◆ **Written instruction**: Return all entries word for word, but drop any images.

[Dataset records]

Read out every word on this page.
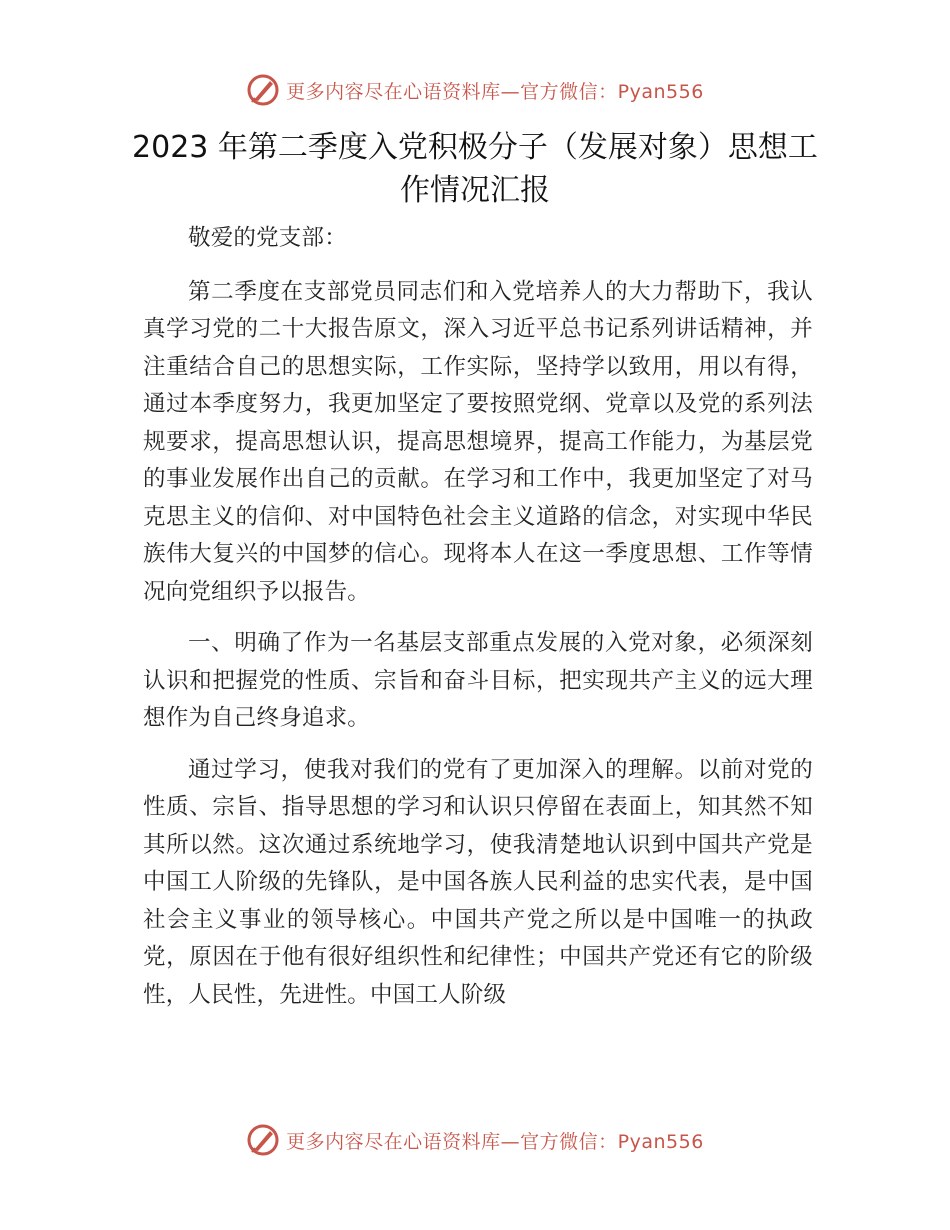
更多内容尽在心语资料库—官方微信：Pyan556
2023 年第二季度入党积极分子（发展对象）思想工作情况汇报

敬爱的党支部：

第二季度在支部党员同志们和入党培养人的大力帮助下，我认真学习党的二十大报告原文，深入习近平总书记系列讲话精神，并注重结合自己的思想实际，工作实际，坚持学以致用，用以有得，通过本季度努力，我更加坚定了要按照党纲、党章以及党的系列法规要求，提高思想认识，提高思想境界，提高工作能力，为基层党的事业发展作出自己的贡献。在学习和工作中，我更加坚定了对马克思主义的信仰、对中国特色社会主义道路的信念，对实现中华民族伟大复兴的中国梦的信心。现将本人在这一季度思想、工作等情况向党组织予以报告。

一、明确了作为一名基层支部重点发展的入党对象，必须深刻认识和把握党的性质、宗旨和奋斗目标，把实现共产主义的远大理想作为自己终身追求。

通过学习，使我对我们的党有了更加深入的理解。以前对党的性质、宗旨、指导思想的学习和认识只停留在表面上，知其然不知其所以然。这次通过系统地学习，使我清楚地认识到中国共产党是中国工人阶级的先锋队，是中国各族人民利益的忠实代表，是中国社会主义事业的领导核心。中国共产党之所以是中国唯一的执政党，原因在于他有很好组织性和纪律性；中国共产党还有它的阶级性，人民性，先进性。中国工人阶级

更多内容尽在心语资料库—官方微信：Pyan556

◆ **Solution for this problem**:
Read out every word on this page.
更多内容尽在心语资料库—官方微信：Pyan556
2023 年第二季度入党积极分子（发展对象）思想工作情况汇报

敬爱的党支部：

第二季度在支部党员同志们和入党培养人的大力帮助下，我认真学习党的二十大报告原文，深入习近平总书记系列讲话精神，并注重结合自己的思想实际，工作实际，坚持学以致用，用以有得，通过本季度努力，我更加坚定了要按照党纲、党章以及党的系列法规要求，提高思想认识，提高思想境界，提高工作能力，为基层党的事业发展作出自己的贡献。在学习和工作中，我更加坚定了对马克思主义的信仰、对中国特色社会主义道路的信念，对实现中华民族伟大复兴的中国梦的信心。现将本人在这一季度思想、工作等情况向党组织予以报告。

一、明确了作为一名基层支部重点发展的入党对象，必须深刻认识和把握党的性质、宗旨和奋斗目标，把实现共产主义的远大理想作为自己终身追求。

通过学习，使我对我们的党有了更加深入的理解。以前对党的性质、宗旨、指导思想的学习和认识只停留在表面上，知其然不知其所以然。这次通过系统地学习，使我清楚地认识到中国共产党是中国工人阶级的先锋队，是中国各族人民利益的忠实代表，是中国社会主义事业的领导核心。中国共产党之所以是中国唯一的执政党，原因在于他有很好组织性和纪律性；中国共产党还有它的阶级性，人民性，先进性。中国工人阶级

更多内容尽在心语资料库—官方微信：Pyan556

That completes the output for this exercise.